What the task asks ::
Which lines contain the word "Zealand"? Return each of them as written.

[Saved entries]
================================

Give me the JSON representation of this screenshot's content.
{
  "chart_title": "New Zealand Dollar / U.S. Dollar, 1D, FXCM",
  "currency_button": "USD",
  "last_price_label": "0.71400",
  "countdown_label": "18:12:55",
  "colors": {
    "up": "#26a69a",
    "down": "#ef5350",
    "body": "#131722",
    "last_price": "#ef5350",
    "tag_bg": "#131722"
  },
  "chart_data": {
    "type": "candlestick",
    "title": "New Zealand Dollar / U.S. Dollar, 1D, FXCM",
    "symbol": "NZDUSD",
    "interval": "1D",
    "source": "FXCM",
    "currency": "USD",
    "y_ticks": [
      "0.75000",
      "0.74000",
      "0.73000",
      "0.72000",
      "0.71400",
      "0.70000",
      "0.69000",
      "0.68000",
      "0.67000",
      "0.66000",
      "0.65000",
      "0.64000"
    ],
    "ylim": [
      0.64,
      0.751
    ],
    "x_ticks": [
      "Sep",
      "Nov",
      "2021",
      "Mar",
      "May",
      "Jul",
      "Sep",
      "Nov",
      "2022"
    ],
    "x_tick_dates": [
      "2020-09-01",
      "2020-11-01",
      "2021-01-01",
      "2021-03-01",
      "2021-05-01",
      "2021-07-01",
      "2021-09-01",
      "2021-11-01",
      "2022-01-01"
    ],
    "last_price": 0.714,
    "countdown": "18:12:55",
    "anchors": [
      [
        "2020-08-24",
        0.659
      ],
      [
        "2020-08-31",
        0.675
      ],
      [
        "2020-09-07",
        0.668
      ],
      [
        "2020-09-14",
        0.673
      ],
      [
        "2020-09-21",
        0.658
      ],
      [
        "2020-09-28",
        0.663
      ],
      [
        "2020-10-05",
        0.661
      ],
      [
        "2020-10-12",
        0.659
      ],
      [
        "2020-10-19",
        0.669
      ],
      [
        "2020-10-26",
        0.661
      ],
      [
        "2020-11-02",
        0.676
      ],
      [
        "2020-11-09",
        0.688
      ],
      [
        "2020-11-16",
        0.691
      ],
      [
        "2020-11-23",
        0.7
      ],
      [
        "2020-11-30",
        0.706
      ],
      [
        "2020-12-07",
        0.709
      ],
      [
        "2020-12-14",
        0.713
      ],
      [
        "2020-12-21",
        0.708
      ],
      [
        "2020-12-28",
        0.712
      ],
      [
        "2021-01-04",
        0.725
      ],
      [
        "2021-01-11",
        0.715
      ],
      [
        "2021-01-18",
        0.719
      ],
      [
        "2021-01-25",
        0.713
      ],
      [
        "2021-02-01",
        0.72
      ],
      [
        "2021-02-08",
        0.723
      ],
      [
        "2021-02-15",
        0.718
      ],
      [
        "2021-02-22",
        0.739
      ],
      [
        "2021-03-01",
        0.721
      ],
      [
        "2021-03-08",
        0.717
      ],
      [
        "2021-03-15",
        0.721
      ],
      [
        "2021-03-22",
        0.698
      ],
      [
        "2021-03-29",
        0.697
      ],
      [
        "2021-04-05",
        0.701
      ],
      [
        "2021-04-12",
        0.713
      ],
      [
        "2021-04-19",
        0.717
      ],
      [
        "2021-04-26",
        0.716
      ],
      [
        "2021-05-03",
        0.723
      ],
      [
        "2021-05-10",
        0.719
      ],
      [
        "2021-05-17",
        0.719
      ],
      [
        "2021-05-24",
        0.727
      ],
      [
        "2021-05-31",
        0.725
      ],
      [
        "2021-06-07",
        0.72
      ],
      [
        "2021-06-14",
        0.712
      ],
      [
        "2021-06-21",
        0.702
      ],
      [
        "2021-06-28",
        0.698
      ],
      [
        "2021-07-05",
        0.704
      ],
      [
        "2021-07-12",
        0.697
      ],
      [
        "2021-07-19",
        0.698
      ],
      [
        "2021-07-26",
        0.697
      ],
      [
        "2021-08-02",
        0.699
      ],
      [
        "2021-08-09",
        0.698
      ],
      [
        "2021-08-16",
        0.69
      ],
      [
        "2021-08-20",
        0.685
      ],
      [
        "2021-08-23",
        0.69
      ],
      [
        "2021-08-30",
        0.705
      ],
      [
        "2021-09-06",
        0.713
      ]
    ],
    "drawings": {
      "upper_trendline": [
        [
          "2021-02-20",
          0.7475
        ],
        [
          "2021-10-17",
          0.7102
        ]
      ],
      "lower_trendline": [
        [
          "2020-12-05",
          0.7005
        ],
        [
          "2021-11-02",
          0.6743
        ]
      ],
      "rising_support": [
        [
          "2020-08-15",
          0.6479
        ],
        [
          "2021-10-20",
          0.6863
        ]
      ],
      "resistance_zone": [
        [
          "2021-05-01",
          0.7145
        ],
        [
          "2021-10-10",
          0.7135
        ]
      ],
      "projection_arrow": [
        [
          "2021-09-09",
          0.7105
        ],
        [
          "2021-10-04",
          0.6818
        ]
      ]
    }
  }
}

================================

Task solution ::
  "chart_title": "New Zealand Dollar / U.S. Dollar, 1D, FXCM",
    "title": "New Zealand Dollar / U.S. Dollar, 1D, FXCM",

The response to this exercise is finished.